◆ **WHAT IS REQUIRED**: Take the material and output all of it exactly.

◆ **SUPPLIED INFORMATION**:
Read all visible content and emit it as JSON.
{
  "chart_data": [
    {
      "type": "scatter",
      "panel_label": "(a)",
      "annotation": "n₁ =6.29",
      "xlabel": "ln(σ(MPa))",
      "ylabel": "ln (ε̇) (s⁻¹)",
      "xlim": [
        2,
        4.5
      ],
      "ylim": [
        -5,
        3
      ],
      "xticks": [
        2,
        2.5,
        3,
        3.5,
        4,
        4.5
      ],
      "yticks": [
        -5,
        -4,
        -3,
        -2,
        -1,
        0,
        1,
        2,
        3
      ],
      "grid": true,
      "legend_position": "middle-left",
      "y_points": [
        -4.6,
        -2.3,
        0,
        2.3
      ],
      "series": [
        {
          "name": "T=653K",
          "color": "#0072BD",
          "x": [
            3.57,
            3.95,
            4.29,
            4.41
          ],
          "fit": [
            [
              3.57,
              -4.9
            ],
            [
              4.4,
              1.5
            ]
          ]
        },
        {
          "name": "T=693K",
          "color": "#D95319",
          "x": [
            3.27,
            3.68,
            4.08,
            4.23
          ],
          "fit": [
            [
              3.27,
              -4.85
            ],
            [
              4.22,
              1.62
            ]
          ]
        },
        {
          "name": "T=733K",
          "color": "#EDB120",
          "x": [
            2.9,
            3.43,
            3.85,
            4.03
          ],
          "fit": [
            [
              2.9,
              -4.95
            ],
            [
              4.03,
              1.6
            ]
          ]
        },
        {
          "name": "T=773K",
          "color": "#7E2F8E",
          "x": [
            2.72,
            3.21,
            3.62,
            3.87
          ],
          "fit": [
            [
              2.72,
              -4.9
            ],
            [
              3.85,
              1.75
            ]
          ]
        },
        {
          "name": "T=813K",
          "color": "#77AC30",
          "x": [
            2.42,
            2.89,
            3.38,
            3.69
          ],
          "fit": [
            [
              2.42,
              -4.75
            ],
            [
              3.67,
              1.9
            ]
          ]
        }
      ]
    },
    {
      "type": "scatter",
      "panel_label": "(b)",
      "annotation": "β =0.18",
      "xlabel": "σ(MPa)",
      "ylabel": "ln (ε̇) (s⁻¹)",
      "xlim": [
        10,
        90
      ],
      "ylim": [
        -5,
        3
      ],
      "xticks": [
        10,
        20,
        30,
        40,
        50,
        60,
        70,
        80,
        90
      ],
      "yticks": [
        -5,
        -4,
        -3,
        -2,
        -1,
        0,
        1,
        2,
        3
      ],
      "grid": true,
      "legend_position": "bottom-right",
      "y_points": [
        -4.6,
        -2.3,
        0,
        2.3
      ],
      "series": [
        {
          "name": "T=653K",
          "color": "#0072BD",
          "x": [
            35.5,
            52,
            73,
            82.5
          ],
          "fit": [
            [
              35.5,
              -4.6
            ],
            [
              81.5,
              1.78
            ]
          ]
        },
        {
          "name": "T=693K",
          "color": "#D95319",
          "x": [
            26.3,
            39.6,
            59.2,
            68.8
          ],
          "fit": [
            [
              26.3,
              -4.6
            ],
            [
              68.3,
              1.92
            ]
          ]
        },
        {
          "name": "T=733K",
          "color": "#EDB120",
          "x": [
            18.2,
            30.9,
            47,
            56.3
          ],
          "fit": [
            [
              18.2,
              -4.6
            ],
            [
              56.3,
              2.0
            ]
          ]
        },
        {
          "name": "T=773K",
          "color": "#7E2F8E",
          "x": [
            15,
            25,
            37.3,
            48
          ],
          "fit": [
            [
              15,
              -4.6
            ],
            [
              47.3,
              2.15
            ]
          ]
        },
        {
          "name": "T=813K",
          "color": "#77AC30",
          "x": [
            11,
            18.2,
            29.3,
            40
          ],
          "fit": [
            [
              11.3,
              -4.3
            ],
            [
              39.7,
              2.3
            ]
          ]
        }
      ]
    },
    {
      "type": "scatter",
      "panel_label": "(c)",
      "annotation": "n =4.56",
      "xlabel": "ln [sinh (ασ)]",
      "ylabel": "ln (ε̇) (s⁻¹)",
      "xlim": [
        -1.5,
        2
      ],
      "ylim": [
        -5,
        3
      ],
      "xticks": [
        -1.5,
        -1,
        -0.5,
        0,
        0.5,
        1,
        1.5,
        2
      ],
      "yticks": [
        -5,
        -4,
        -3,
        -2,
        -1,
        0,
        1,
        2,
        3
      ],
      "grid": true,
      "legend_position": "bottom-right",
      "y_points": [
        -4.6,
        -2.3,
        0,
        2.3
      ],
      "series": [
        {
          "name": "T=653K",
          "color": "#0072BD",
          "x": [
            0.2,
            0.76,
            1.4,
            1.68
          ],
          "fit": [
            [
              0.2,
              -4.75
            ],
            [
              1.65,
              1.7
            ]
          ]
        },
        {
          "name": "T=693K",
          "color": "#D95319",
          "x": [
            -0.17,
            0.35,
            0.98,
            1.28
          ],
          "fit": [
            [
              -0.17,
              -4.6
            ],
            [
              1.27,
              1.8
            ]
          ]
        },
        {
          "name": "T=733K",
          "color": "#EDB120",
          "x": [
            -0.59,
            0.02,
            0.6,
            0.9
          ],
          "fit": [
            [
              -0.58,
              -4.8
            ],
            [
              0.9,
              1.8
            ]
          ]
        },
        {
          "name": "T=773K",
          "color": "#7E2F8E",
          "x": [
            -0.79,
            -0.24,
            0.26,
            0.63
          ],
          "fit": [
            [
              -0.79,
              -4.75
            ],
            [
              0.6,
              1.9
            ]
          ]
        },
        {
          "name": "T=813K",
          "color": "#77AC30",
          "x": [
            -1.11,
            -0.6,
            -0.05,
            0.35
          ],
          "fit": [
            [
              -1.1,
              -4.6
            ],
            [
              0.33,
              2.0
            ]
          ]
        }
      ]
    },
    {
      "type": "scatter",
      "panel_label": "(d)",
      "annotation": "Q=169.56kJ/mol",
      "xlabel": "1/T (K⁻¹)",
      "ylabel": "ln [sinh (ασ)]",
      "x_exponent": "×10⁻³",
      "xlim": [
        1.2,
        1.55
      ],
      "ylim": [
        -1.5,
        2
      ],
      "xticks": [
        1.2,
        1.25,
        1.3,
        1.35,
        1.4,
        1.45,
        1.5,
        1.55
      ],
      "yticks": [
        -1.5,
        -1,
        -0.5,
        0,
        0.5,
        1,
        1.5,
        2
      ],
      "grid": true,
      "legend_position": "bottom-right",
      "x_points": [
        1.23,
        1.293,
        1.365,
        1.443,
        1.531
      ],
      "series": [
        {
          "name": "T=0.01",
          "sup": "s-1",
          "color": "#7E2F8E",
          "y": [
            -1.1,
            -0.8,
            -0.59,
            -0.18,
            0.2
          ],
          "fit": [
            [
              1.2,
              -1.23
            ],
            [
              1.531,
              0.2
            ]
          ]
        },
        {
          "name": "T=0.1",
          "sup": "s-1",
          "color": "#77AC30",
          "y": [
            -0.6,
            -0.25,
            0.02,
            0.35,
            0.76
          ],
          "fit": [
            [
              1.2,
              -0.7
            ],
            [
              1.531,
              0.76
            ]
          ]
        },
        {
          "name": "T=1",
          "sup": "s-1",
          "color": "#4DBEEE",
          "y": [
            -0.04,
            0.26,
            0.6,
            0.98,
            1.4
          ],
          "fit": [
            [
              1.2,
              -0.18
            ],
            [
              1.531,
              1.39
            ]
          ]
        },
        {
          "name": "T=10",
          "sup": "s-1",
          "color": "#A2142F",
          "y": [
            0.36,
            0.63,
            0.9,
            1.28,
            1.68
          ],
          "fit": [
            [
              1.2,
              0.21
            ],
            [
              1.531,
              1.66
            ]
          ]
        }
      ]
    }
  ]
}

◆ **REPLY TO THE EXERCISE**:
Read all visible content and emit it as JSON.
{
  "chart_data": [
    {
      "type": "scatter",
      "panel_label": "(a)",
      "annotation": "n₁ =6.29",
      "xlabel": "ln(σ(MPa))",
      "ylabel": "ln (ε̇) (s⁻¹)",
      "xlim": [
        2,
        4.5
      ],
      "ylim": [
        -5,
        3
      ],
      "xticks": [
        2,
        2.5,
        3,
        3.5,
        4,
        4.5
      ],
      "yticks": [
        -5,
        -4,
        -3,
        -2,
        -1,
        0,
        1,
        2,
        3
      ],
      "grid": true,
      "legend_position": "middle-left",
      "y_points": [
        -4.6,
        -2.3,
        0,
        2.3
      ],
      "series": [
        {
          "name": "T=653K",
          "color": "#0072BD",
          "x": [
            3.57,
            3.95,
            4.29,
            4.41
          ],
          "fit": [
            [
              3.57,
              -4.9
            ],
            [
              4.4,
              1.5
            ]
          ]
        },
        {
          "name": "T=693K",
          "color": "#D95319",
          "x": [
            3.27,
            3.68,
            4.08,
            4.23
          ],
          "fit": [
            [
              3.27,
              -4.85
            ],
            [
              4.22,
              1.62
            ]
          ]
        },
        {
          "name": "T=733K",
          "color": "#EDB120",
          "x": [
            2.9,
            3.43,
            3.85,
            4.03
          ],
          "fit": [
            [
              2.9,
              -4.95
            ],
            [
              4.03,
              1.6
            ]
          ]
        },
        {
          "name": "T=773K",
          "color": "#7E2F8E",
          "x": [
            2.72,
            3.21,
            3.62,
            3.87
          ],
          "fit": [
            [
              2.72,
              -4.9
            ],
            [
              3.85,
              1.75
            ]
          ]
        },
        {
          "name": "T=813K",
          "color": "#77AC30",
          "x": [
            2.42,
            2.89,
            3.38,
            3.69
          ],
          "fit": [
            [
              2.42,
              -4.75
            ],
            [
              3.67,
              1.9
            ]
          ]
        }
      ]
    },
    {
      "type": "scatter",
      "panel_label": "(b)",
      "annotation": "β =0.18",
      "xlabel": "σ(MPa)",
      "ylabel": "ln (ε̇) (s⁻¹)",
      "xlim": [
        10,
        90
      ],
      "ylim": [
        -5,
        3
      ],
      "xticks": [
        10,
        20,
        30,
        40,
        50,
        60,
        70,
        80,
        90
      ],
      "yticks": [
        -5,
        -4,
        -3,
        -2,
        -1,
        0,
        1,
        2,
        3
      ],
      "grid": true,
      "legend_position": "bottom-right",
      "y_points": [
        -4.6,
        -2.3,
        0,
        2.3
      ],
      "series": [
        {
          "name": "T=653K",
          "color": "#0072BD",
          "x": [
            35.5,
            52,
            73,
            82.5
          ],
          "fit": [
            [
              35.5,
              -4.6
            ],
            [
              81.5,
              1.78
            ]
          ]
        },
        {
          "name": "T=693K",
          "color": "#D95319",
          "x": [
            26.3,
            39.6,
            59.2,
            68.8
          ],
          "fit": [
            [
              26.3,
              -4.6
            ],
            [
              68.3,
              1.92
            ]
          ]
        },
        {
          "name": "T=733K",
          "color": "#EDB120",
          "x": [
            18.2,
            30.9,
            47,
            56.3
          ],
          "fit": [
            [
              18.2,
              -4.6
            ],
            [
              56.3,
              2.0
            ]
          ]
        },
        {
          "name": "T=773K",
          "color": "#7E2F8E",
          "x": [
            15,
            25,
            37.3,
            48
          ],
          "fit": [
            [
              15,
              -4.6
            ],
            [
              47.3,
              2.15
            ]
          ]
        },
        {
          "name": "T=813K",
          "color": "#77AC30",
          "x": [
            11,
            18.2,
            29.3,
            40
          ],
          "fit": [
            [
              11.3,
              -4.3
            ],
            [
              39.7,
              2.3
            ]
          ]
        }
      ]
    },
    {
      "type": "scatter",
      "panel_label": "(c)",
      "annotation": "n =4.56",
      "xlabel": "ln [sinh (ασ)]",
      "ylabel": "ln (ε̇) (s⁻¹)",
      "xlim": [
        -1.5,
        2
      ],
      "ylim": [
        -5,
        3
      ],
      "xticks": [
        -1.5,
        -1,
        -0.5,
        0,
        0.5,
        1,
        1.5,
        2
      ],
      "yticks": [
        -5,
        -4,
        -3,
        -2,
        -1,
        0,
        1,
        2,
        3
      ],
      "grid": true,
      "legend_position": "bottom-right",
      "y_points": [
        -4.6,
        -2.3,
        0,
        2.3
      ],
      "series": [
        {
          "name": "T=653K",
          "color": "#0072BD",
          "x": [
            0.2,
            0.76,
            1.4,
            1.68
          ],
          "fit": [
            [
              0.2,
              -4.75
            ],
            [
              1.65,
              1.7
            ]
          ]
        },
        {
          "name": "T=693K",
          "color": "#D95319",
          "x": [
            -0.17,
            0.35,
            0.98,
            1.28
          ],
          "fit": [
            [
              -0.17,
              -4.6
            ],
            [
              1.27,
              1.8
            ]
          ]
        },
        {
          "name": "T=733K",
          "color": "#EDB120",
          "x": [
            -0.59,
            0.02,
            0.6,
            0.9
          ],
          "fit": [
            [
              -0.58,
              -4.8
            ],
            [
              0.9,
              1.8
            ]
          ]
        },
        {
          "name": "T=773K",
          "color": "#7E2F8E",
          "x": [
            -0.79,
            -0.24,
            0.26,
            0.63
          ],
          "fit": [
            [
              -0.79,
              -4.75
            ],
            [
              0.6,
              1.9
            ]
          ]
        },
        {
          "name": "T=813K",
          "color": "#77AC30",
          "x": [
            -1.11,
            -0.6,
            -0.05,
            0.35
          ],
          "fit": [
            [
              -1.1,
              -4.6
            ],
            [
              0.33,
              2.0
            ]
          ]
        }
      ]
    },
    {
      "type": "scatter",
      "panel_label": "(d)",
      "annotation": "Q=169.56kJ/mol",
      "xlabel": "1/T (K⁻¹)",
      "ylabel": "ln [sinh (ασ)]",
      "x_exponent": "×10⁻³",
      "xlim": [
        1.2,
        1.55
      ],
      "ylim": [
        -1.5,
        2
      ],
      "xticks": [
        1.2,
        1.25,
        1.3,
        1.35,
        1.4,
        1.45,
        1.5,
        1.55
      ],
      "yticks": [
        -1.5,
        -1,
        -0.5,
        0,
        0.5,
        1,
        1.5,
        2
      ],
      "grid": true,
      "legend_position": "bottom-right",
      "x_points": [
        1.23,
        1.293,
        1.365,
        1.443,
        1.531
      ],
      "series": [
        {
          "name": "T=0.01",
          "sup": "s-1",
          "color": "#7E2F8E",
          "y": [
            -1.1,
            -0.8,
            -0.59,
            -0.18,
            0.2
          ],
          "fit": [
            [
              1.2,
              -1.23
            ],
            [
              1.531,
              0.2
            ]
          ]
        },
        {
          "name": "T=0.1",
          "sup": "s-1",
          "color": "#77AC30",
          "y": [
            -0.6,
            -0.25,
            0.02,
            0.35,
            0.76
          ],
          "fit": [
            [
              1.2,
              -0.7
            ],
            [
              1.531,
              0.76
            ]
          ]
        },
        {
          "name": "T=1",
          "sup": "s-1",
          "color": "#4DBEEE",
          "y": [
            -0.04,
            0.26,
            0.6,
            0.98,
            1.4
          ],
          "fit": [
            [
              1.2,
              -0.18
            ],
            [
              1.531,
              1.39
            ]
          ]
        },
        {
          "name": "T=10",
          "sup": "s-1",
          "color": "#A2142F",
          "y": [
            0.36,
            0.63,
            0.9,
            1.28,
            1.68
          ],
          "fit": [
            [
              1.2,
              0.21
            ],
            [
              1.531,
              1.66
            ]
          ]
        }
      ]
    }
  ]
}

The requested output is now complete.